[Record set]
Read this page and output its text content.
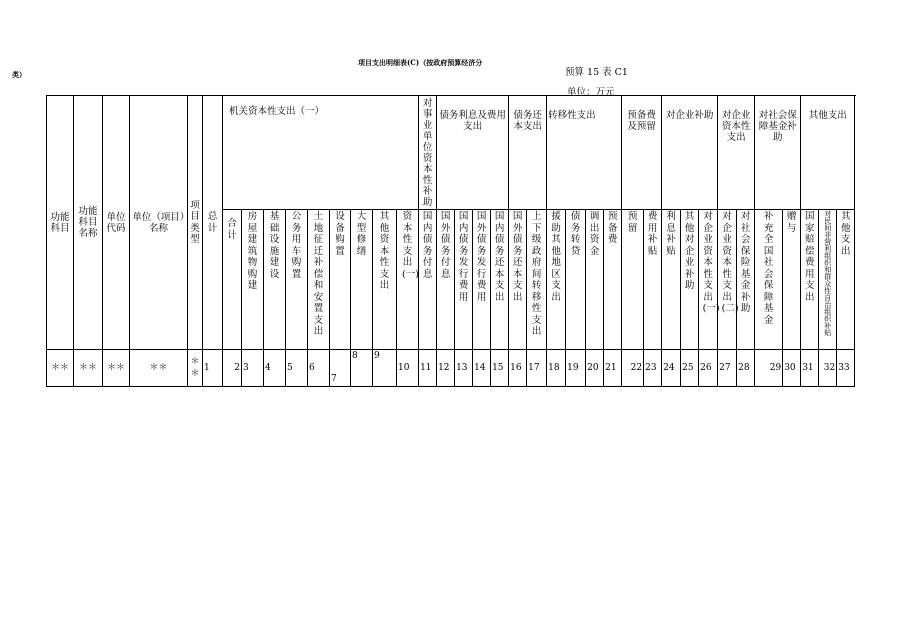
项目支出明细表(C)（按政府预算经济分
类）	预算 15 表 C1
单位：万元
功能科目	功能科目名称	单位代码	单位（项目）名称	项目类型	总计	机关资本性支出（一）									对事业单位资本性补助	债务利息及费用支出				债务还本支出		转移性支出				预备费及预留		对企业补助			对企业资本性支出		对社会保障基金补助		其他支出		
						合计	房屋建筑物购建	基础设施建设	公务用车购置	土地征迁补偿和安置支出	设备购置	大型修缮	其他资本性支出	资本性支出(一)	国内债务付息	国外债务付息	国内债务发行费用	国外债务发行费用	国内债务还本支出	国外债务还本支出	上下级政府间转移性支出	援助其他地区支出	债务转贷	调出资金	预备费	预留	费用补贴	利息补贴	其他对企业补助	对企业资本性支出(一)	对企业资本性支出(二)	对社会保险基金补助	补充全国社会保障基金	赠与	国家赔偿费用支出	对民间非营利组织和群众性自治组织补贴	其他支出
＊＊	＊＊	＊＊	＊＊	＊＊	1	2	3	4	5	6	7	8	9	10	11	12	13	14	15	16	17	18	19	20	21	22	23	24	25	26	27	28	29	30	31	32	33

...

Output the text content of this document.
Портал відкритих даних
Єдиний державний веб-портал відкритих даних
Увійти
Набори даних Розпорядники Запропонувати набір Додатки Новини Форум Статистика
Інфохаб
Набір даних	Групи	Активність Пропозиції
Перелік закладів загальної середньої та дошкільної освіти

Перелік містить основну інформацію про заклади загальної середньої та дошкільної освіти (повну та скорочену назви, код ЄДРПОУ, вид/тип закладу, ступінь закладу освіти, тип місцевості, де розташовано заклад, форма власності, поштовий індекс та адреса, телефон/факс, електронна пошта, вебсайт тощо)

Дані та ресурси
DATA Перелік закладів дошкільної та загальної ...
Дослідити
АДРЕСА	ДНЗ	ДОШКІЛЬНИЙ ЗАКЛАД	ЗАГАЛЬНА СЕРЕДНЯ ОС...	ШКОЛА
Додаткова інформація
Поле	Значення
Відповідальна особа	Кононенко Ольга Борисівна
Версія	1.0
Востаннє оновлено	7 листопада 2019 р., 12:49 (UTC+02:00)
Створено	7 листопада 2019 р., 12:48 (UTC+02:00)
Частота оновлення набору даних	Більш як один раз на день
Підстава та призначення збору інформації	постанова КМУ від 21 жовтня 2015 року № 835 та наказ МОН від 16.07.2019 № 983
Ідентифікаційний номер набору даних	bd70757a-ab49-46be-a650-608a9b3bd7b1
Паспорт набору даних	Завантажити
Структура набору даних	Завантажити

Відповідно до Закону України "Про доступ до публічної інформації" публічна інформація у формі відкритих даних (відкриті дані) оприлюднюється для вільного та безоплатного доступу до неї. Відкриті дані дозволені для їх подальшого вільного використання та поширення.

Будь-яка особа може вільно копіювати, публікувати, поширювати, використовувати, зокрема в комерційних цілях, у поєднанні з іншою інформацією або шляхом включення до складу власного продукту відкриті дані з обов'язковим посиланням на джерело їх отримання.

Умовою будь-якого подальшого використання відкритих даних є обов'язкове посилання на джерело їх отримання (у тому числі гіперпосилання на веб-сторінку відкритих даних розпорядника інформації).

[Brief]
In the entries above, find each line with the word "Перелік" and show it.

[Full response]
Перелік закладів загальної середньої та дошкільної освіти
Перелік містить основну інформацію про заклади загальної середньої та дошкільної освіти (повну та скорочену назви, код ЄДРПОУ, вид/тип закладу, ступінь закладу освіти, тип місцевості, де розташовано заклад, форма власності, поштовий індекс та адреса, телефон/факс, електронна пошта, вебсайт тощо)
DATA Перелік закладів дошкільної та загальної ...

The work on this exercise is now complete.